_Task to carry out_: Tally the lines below that contain the word "Капитальные", and give only that number.
══ Material for this task ══
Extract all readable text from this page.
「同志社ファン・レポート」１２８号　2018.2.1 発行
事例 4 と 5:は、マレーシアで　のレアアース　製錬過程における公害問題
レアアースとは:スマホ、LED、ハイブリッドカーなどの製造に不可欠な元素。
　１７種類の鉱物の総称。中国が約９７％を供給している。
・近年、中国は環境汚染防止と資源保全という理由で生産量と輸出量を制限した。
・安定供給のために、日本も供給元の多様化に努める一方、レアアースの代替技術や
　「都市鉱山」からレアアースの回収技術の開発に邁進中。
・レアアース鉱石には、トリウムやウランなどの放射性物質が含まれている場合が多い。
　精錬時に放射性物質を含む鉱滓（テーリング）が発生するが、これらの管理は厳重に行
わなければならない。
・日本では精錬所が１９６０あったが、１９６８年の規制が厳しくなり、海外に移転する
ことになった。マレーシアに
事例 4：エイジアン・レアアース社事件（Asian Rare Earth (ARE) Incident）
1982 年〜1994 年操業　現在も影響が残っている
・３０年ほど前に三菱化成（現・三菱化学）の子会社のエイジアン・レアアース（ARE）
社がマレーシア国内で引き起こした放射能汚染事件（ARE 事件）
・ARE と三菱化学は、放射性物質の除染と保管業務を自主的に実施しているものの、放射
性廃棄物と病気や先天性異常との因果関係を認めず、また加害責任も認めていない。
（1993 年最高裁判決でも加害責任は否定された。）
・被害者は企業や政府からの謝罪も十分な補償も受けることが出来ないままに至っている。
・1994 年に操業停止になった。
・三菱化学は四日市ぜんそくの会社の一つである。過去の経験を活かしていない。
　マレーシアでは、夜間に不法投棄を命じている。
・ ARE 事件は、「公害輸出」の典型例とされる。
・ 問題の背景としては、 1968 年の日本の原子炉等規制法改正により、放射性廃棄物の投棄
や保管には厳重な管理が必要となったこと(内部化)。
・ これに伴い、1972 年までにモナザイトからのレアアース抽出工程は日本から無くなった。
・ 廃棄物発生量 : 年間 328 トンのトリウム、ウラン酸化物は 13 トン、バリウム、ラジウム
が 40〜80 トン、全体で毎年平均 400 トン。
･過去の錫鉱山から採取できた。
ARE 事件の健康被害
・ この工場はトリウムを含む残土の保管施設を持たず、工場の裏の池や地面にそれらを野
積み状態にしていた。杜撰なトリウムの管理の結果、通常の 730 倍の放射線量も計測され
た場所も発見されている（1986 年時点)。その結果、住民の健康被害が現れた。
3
═══
══ Material for this task ══
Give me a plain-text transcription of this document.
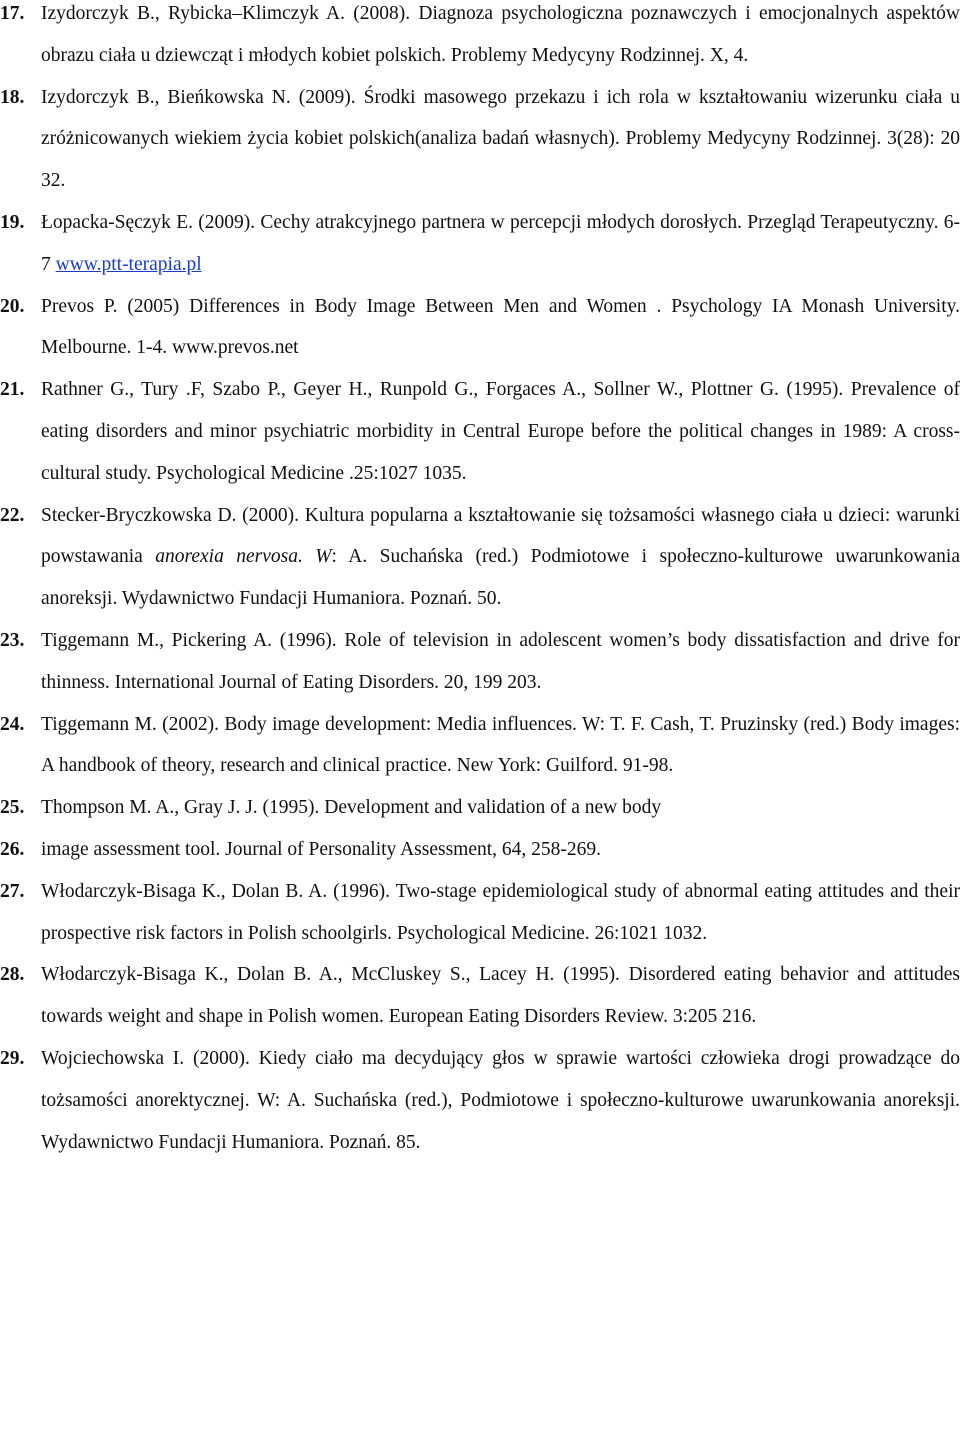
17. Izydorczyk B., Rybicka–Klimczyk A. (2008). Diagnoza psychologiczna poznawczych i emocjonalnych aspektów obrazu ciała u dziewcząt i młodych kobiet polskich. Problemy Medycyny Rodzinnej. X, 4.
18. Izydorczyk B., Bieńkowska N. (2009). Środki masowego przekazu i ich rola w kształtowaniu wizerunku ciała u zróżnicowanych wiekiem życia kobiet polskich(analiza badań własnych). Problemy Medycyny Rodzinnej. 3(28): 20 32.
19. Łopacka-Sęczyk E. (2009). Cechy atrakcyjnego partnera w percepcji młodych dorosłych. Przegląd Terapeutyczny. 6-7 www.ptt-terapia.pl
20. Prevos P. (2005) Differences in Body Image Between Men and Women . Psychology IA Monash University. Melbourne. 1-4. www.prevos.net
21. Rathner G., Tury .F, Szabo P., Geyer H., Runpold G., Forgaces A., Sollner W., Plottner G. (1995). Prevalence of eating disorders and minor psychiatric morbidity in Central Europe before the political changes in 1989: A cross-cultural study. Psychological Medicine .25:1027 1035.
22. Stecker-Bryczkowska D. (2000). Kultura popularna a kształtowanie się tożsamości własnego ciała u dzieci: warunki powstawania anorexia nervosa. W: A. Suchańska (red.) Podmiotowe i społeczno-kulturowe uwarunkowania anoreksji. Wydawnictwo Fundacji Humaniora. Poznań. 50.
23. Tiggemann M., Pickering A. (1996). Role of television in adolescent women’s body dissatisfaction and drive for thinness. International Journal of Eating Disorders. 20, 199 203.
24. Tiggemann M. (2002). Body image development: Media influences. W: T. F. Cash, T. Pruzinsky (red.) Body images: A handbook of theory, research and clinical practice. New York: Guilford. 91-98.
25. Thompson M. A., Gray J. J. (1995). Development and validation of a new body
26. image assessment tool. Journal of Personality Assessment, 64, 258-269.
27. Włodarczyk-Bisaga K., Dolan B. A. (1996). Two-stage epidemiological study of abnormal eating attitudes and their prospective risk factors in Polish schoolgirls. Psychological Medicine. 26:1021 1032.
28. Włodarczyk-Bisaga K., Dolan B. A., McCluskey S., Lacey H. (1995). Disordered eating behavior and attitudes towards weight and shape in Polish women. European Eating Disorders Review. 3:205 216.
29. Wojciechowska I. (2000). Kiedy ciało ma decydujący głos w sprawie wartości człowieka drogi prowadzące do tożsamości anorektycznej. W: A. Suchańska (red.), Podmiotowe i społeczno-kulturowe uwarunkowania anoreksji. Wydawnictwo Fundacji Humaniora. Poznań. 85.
═══
══ Material for this task ══
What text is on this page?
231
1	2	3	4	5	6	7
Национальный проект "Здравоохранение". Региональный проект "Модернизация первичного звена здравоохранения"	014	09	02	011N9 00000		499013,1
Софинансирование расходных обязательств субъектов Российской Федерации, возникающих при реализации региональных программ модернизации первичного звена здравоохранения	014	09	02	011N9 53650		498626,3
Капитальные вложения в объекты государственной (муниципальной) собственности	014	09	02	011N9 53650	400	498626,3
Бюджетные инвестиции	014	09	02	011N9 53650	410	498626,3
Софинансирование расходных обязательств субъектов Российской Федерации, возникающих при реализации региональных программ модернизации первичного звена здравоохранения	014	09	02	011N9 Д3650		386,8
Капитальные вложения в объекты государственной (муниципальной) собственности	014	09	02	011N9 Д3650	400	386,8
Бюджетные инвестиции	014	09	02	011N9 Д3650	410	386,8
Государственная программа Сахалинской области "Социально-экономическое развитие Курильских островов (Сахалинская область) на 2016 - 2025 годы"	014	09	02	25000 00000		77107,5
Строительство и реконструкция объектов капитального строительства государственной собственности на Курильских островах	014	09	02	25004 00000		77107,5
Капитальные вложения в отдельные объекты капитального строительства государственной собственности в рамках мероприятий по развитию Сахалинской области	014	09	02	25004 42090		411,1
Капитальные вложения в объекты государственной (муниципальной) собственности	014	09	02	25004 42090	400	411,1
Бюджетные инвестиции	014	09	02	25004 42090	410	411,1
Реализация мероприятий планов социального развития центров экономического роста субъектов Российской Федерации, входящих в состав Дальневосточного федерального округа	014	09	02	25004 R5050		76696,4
═══
_Task answer_: 4